(Saved data entries)
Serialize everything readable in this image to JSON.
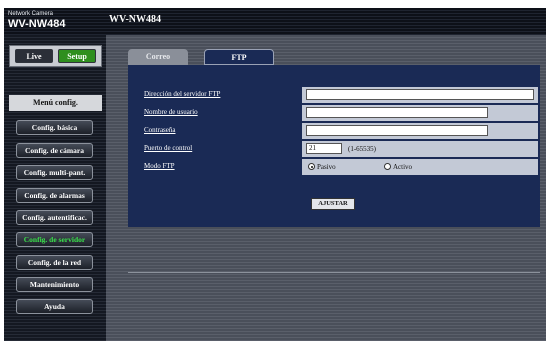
{
  "header": {
    "brand_small": "Network Camera",
    "brand_model": "WV-NW484",
    "model_title": "WV-NW484"
  },
  "mode": {
    "live_label": "Live",
    "setup_label": "Setup"
  },
  "sidebar": {
    "title": "Menú config.",
    "items": [
      {
        "label": "Config. básica"
      },
      {
        "label": "Config. de cámara"
      },
      {
        "label": "Config. multi-pant."
      },
      {
        "label": "Config. de alarmas"
      },
      {
        "label": "Config. autentificac."
      },
      {
        "label": "Config. de servidor",
        "active": true
      },
      {
        "label": "Config. de la red"
      },
      {
        "label": "Mantenimiento"
      },
      {
        "label": "Ayuda"
      }
    ]
  },
  "tabs": [
    {
      "label": "Correo"
    },
    {
      "label": "FTP",
      "active": true
    }
  ],
  "form": {
    "ftp_server_label": "Dirección del servidor FTP",
    "ftp_server_value": "",
    "username_label": "Nombre de usuario",
    "username_value": "",
    "password_label": "Contraseña",
    "password_value": "",
    "control_port_label": "Puerto de control",
    "control_port_value": "21",
    "control_port_hint": "(1-65535)",
    "ftp_mode_label": "Modo FTP",
    "ftp_mode_options": [
      "Pasivo",
      "Activo"
    ],
    "ftp_mode_selected": "Pasivo",
    "submit_label": "AJUSTAR"
  },
  "colors": {
    "panel_bg": "#1a2a55",
    "active_menu": "#39e04a",
    "setup_green": "#2f8f1e"
  }
}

Objective ::
In your copy, leave out the pictures and reproduce the material above exactly.

Exercise answer ::
Serialize everything readable in this image to JSON.
{
  "header": {
    "brand_small": "Network Camera",
    "brand_model": "WV-NW484",
    "model_title": "WV-NW484"
  },
  "mode": {
    "live_label": "Live",
    "setup_label": "Setup"
  },
  "sidebar": {
    "title": "Menú config.",
    "items": [
      {
        "label": "Config. básica"
      },
      {
        "label": "Config. de cámara"
      },
      {
        "label": "Config. multi-pant."
      },
      {
        "label": "Config. de alarmas"
      },
      {
        "label": "Config. autentificac."
      },
      {
        "label": "Config. de servidor",
        "active": true
      },
      {
        "label": "Config. de la red"
      },
      {
        "label": "Mantenimiento"
      },
      {
        "label": "Ayuda"
      }
    ]
  },
  "tabs": [
    {
      "label": "Correo"
    },
    {
      "label": "FTP",
      "active": true
    }
  ],
  "form": {
    "ftp_server_label": "Dirección del servidor FTP",
    "ftp_server_value": "",
    "username_label": "Nombre de usuario",
    "username_value": "",
    "password_label": "Contraseña",
    "password_value": "",
    "control_port_label": "Puerto de control",
    "control_port_value": "21",
    "control_port_hint": "(1-65535)",
    "ftp_mode_label": "Modo FTP",
    "ftp_mode_options": [
      "Pasivo",
      "Activo"
    ],
    "ftp_mode_selected": "Pasivo",
    "submit_label": "AJUSTAR"
  },
  "colors": {
    "panel_bg": "#1a2a55",
    "active_menu": "#39e04a",
    "setup_green": "#2f8f1e"
  }
}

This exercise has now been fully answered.